start DATA FOR THIS EXERCISE
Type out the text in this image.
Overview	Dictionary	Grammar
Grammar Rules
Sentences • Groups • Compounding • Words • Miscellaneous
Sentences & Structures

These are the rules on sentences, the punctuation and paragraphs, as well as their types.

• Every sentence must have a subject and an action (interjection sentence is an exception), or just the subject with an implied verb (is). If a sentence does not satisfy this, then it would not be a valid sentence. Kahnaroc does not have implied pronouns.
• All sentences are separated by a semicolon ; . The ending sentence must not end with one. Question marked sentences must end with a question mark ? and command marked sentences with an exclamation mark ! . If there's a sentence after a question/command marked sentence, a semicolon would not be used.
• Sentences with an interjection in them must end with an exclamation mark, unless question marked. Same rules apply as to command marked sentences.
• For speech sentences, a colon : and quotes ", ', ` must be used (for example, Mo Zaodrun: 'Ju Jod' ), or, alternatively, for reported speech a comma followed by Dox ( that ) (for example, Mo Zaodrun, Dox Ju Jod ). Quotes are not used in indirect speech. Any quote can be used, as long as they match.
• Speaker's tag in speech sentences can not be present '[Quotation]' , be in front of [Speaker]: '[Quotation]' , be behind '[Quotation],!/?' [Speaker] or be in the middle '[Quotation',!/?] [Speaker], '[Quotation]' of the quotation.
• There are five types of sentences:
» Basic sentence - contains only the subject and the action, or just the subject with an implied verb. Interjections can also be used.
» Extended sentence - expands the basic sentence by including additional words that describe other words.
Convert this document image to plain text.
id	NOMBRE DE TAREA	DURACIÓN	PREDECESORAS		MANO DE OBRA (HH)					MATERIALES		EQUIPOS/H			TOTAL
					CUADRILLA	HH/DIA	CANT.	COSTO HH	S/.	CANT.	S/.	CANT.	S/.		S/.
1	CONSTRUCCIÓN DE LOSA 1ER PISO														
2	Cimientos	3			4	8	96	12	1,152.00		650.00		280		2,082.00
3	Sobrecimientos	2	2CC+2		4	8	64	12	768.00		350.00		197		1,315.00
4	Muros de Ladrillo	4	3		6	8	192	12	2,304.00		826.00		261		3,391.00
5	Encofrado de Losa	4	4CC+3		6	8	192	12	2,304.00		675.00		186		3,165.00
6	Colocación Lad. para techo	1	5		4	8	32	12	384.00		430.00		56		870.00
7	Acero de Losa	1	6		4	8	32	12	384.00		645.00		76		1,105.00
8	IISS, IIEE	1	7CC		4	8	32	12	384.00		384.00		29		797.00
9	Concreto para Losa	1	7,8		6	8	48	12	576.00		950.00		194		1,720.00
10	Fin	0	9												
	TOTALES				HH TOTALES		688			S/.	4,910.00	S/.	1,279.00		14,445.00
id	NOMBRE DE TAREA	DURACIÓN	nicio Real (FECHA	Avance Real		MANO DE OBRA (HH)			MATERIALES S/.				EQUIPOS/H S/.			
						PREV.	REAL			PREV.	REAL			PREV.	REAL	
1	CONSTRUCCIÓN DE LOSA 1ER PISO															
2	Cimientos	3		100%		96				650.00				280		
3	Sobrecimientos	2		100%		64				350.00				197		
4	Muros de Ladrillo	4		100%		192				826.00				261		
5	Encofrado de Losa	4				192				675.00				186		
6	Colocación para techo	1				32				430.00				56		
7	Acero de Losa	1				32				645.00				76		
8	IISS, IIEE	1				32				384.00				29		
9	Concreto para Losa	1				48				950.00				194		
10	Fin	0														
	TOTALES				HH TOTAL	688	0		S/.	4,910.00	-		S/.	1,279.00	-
end DATA FOR THIS EXERCISE
start DATA FOR THIS EXERCISE
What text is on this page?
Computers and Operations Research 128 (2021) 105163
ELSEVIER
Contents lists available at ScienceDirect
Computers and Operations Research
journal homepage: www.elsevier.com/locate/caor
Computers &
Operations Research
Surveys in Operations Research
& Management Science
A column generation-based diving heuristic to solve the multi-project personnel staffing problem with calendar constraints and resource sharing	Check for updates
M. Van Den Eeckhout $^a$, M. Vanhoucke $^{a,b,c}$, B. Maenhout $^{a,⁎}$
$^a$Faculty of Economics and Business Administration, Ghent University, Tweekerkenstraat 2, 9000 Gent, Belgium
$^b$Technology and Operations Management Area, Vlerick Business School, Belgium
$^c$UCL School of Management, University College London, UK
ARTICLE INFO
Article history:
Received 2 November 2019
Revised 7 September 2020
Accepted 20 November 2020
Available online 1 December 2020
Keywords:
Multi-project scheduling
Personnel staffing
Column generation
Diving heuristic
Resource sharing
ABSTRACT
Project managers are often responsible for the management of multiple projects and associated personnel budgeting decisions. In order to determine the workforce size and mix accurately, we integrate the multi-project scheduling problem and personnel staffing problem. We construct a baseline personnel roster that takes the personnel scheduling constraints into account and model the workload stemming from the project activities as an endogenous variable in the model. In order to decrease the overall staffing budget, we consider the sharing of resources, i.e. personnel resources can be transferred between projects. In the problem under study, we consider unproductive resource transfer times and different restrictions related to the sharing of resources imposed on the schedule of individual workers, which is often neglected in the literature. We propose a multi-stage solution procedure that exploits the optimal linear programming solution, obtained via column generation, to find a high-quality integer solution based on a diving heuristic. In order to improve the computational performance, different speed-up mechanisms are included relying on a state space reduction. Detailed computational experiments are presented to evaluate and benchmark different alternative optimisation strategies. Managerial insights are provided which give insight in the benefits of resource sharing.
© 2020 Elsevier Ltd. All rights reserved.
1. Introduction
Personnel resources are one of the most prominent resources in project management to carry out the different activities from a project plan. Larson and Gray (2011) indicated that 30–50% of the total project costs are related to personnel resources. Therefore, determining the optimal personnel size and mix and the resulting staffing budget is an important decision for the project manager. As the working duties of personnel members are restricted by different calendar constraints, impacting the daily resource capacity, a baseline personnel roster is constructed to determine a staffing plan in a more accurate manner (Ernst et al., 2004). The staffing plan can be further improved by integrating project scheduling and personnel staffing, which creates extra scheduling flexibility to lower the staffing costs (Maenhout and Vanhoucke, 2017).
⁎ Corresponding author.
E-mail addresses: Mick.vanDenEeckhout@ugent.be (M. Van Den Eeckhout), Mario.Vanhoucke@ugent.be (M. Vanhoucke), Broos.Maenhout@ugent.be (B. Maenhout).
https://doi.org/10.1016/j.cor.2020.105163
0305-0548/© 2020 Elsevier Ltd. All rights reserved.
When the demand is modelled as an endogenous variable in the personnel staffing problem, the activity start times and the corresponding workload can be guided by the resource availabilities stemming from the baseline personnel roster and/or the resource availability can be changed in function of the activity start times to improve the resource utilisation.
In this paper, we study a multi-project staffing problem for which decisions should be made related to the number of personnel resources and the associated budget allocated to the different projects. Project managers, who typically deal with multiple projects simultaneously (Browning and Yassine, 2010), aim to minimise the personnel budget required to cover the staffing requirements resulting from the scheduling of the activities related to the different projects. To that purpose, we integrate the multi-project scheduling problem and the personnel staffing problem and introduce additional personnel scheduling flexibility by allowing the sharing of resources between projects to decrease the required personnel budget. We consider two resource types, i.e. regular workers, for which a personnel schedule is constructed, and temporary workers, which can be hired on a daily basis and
end DATA FOR THIS EXERCISE
start DATA FOR THIS EXERCISE
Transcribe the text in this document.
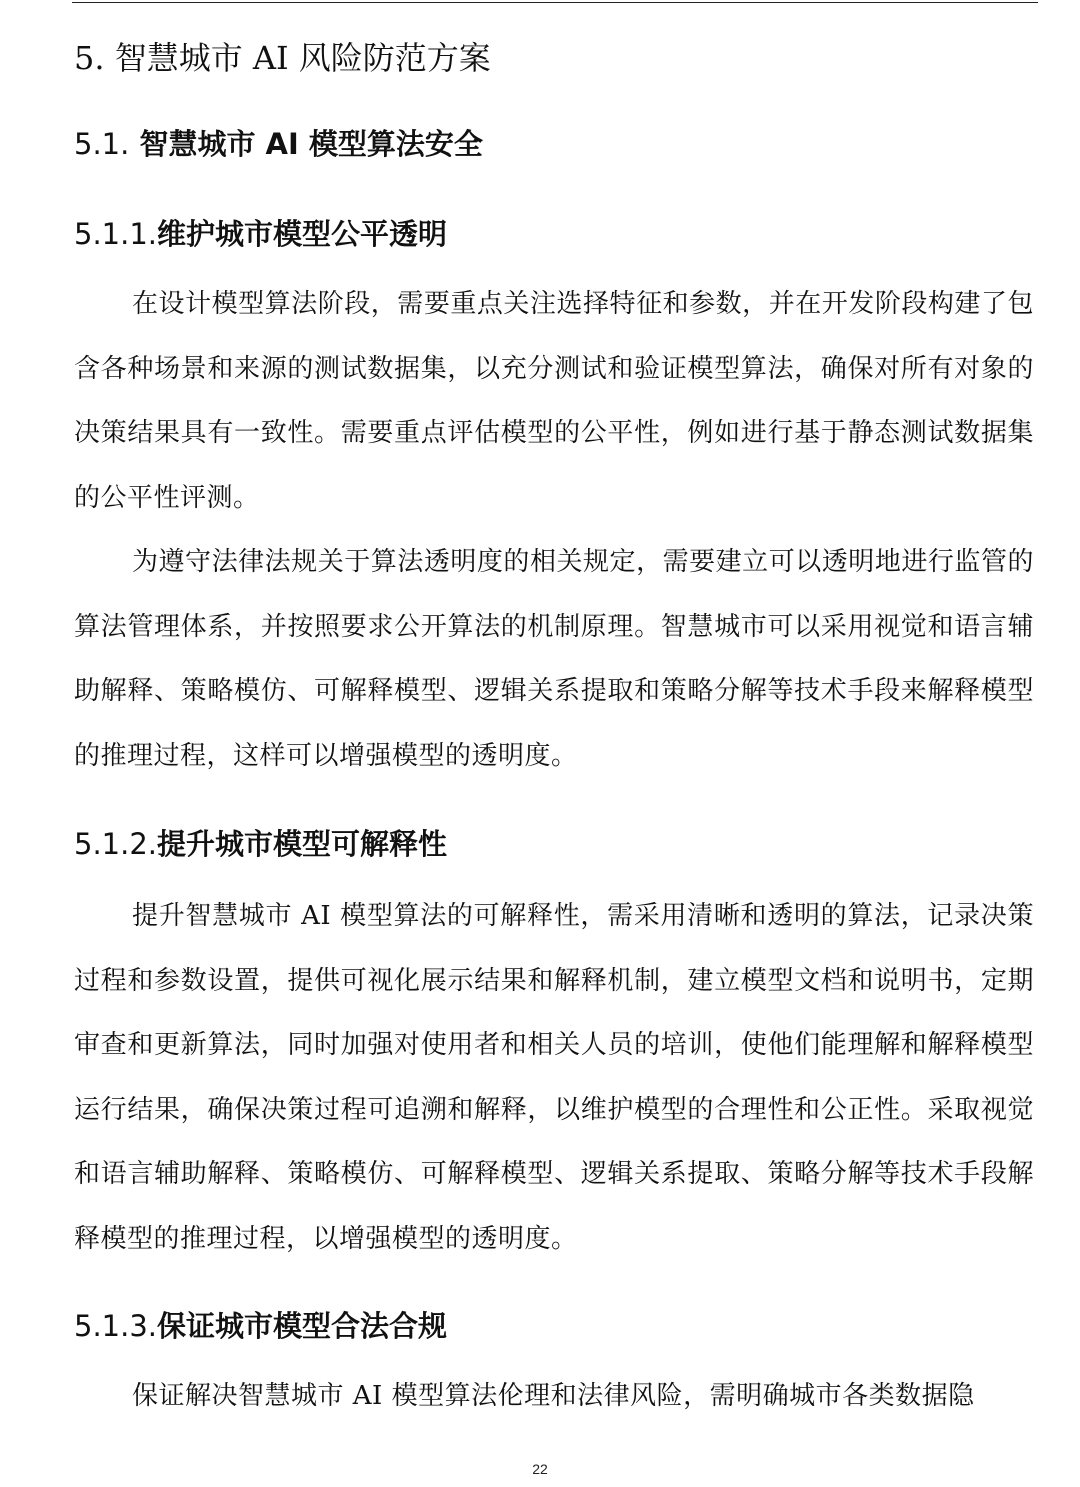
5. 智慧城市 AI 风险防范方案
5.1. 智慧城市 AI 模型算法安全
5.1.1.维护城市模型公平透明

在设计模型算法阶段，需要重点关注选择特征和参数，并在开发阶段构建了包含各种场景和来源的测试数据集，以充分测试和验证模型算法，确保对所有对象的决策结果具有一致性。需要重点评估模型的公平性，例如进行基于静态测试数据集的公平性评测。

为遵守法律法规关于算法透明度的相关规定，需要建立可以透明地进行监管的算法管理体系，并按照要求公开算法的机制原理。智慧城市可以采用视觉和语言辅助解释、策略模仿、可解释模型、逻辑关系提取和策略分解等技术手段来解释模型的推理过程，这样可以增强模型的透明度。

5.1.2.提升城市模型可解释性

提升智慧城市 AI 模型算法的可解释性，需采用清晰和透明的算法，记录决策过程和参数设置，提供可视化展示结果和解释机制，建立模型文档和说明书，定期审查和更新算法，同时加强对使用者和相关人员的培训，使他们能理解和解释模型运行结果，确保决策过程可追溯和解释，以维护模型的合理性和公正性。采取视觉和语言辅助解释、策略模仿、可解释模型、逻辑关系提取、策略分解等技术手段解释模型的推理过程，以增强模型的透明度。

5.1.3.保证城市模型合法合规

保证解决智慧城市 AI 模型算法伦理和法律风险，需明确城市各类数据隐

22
end DATA FOR THIS EXERCISE
Pick out every line of the listing containing the word "MANO", and show those lines.

ANSWER BELOW:
id	NOMBRE DE TAREA	DURACIÓN	PREDECESORAS		MANO DE OBRA (HH)					MATERIALES		EQUIPOS/H			TOTAL
id	NOMBRE DE TAREA	DURACIÓN	nicio Real (FECHA	Avance Real		MANO DE OBRA (HH)			MATERIALES S/.				EQUIPOS/H S/.			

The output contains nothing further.